Said Nursi ve sosyalizm üzerine yazılmış metinde "İNSANLIĞIN EMEK MÜCADELESİ" ifadesinden "olduğuna işaret eder." ifadesine kadar uzanan bölümü hiçbir değişiklik yapmadan tekrar yazın.

***** Verilen Metin *****

Said Nursi ve Sosyalizim
24 Ağustos 2011 Çarşamba 06:58
Son günlerde yapılan etkinliklerle ehl-i tahkikin dikkatlerini üzerine çeken emek ve adalet platformunun “isyan iftarları” girişimleri ve akabinde İhsan Eliaçık’ın televizyonlardaki kapitalizm eleştirileri ve bürhana dayalı sosyal adalet konuşmaları birçok “abdestli kapitalisti” rahatsız ettiği düşüncesindeyim. Tıpkı Said Nursi’nin 1900’lü yılların başında Alman sosyalistliği hakkında söylemiş olduğu bazı sözleri kırk yıl sonra soruşturması gerektiğini söyleyen Urfa’daki “vukufsuz ehl-i vukuf”lar gibi.
Dindar Müslümanların kapilatizm ve sosyalizmin eleştirisinin veya daha net bir ifade ile bunlardan hangisinin İslam’ın sabitelerine daha yakın olduğu veya hangisinin daha az zararlı olduğu tartışmaları bugüne has bir tartışma olmadığını, bu tartışmaların 1900’lü yılların başında da yapıldığını Said Nursi’nın eserlerinde öğrenmekteyiz.
İNSANLIĞIN EMEK MÜCADELESİ VE GEÇİRDİĞİ DEVİRLER
Nursi, bu yıllarda insanlara dayatılan ve kendisinin ifadesiyle “yılan yuvasını” andıran kapitalizmin eleştirisini yapar ve onun genelde insanlık için özelde ise Müslümanlar için ne kadar tehlikeli olduğuna işaret eder.
Nursi, birinci dünya savaşından sonra “Devletler ve milletlerin hafif muharebesi, tabakat-ı beşerin şedid olan harbine terk-i mevki ediyor” tespitini yaptıktan sonra insanlığın beş devirden geçtiğini söyler. Bunların ilk devrinin “vahşet ve bedeviyet” ikinci devrinin “memlukiyet devri”, üçüncü devrin “esir devri”, dördüncü devrin “ecir devri”, beşinci devrin ise “malikiyet ve serbestiyet devri” olduğunu söyler.

***** Sağlanan Veriler *****

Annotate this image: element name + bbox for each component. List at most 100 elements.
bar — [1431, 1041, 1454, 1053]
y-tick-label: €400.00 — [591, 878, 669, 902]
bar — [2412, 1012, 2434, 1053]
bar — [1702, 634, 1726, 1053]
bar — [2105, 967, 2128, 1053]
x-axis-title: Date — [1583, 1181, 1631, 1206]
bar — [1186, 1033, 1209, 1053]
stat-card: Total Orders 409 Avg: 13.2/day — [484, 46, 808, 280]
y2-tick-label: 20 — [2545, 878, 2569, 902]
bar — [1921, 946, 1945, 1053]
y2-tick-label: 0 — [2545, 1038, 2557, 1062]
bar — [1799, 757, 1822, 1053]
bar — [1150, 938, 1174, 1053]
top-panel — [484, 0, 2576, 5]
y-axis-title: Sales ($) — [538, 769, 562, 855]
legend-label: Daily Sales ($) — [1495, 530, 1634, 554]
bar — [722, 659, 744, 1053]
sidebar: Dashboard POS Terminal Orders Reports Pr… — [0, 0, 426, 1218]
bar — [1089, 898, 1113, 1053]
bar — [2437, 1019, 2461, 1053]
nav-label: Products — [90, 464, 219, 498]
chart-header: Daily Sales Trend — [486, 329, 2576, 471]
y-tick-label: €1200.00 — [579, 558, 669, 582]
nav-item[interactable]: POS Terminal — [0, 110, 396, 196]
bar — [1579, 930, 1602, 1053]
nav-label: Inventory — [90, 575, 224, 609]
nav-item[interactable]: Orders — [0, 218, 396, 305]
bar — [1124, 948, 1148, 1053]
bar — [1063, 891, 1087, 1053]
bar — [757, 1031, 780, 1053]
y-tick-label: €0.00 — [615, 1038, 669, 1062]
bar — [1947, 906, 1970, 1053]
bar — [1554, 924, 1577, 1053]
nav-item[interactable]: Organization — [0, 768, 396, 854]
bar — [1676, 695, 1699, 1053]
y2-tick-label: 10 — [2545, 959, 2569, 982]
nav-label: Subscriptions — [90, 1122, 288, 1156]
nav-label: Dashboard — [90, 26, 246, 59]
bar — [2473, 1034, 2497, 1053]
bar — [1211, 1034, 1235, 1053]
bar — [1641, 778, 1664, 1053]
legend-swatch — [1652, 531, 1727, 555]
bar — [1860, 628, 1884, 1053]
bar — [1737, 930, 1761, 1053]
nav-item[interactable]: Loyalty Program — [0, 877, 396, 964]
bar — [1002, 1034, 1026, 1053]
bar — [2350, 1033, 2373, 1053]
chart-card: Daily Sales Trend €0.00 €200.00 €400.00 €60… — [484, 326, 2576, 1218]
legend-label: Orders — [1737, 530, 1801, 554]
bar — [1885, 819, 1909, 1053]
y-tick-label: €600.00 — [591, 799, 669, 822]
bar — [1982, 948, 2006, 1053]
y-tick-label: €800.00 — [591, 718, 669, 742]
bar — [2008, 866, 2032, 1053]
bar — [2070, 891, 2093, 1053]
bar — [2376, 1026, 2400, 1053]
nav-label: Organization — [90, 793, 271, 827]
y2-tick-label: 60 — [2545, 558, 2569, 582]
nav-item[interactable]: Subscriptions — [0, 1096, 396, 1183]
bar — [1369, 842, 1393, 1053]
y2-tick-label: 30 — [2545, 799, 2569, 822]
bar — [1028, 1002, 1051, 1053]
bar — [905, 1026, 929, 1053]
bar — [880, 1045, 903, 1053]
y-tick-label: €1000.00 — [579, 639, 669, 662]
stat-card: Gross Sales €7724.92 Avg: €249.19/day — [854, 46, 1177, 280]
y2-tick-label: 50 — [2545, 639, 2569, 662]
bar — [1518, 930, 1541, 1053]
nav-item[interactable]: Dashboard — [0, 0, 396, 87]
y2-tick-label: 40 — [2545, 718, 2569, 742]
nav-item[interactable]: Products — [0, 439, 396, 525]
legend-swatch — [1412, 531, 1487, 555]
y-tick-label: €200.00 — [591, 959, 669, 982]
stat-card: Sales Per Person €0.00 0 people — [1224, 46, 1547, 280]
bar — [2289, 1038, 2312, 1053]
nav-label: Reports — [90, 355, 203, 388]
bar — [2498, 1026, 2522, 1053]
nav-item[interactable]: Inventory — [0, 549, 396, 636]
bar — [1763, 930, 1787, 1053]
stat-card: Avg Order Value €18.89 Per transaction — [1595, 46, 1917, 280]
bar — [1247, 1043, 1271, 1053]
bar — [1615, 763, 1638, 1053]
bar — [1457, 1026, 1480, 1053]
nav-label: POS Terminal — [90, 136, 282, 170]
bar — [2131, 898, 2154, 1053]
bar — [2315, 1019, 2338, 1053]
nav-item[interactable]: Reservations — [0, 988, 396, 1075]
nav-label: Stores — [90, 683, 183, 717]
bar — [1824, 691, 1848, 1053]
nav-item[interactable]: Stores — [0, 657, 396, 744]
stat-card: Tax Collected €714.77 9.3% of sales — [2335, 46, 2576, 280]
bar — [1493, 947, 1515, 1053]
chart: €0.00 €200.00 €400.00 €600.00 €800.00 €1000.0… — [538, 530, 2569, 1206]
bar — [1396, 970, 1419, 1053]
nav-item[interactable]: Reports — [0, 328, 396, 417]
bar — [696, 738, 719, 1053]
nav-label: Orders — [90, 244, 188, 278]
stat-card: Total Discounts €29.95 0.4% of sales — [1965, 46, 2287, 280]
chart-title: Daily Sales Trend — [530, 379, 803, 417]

*****

• Sorunun Cevabı
İNSANLIĞIN EMEK MÜCADELESİ VE GEÇİRDİĞİ DEVİRLER
Nursi, bu yıllarda insanlara dayatılan ve kendisinin ifadesiyle “yılan yuvasını” andıran kapitalizmin eleştirisini yapar ve onun genelde insanlık için özelde ise Müslümanlar için ne kadar tehlikeli olduğuna işaret eder.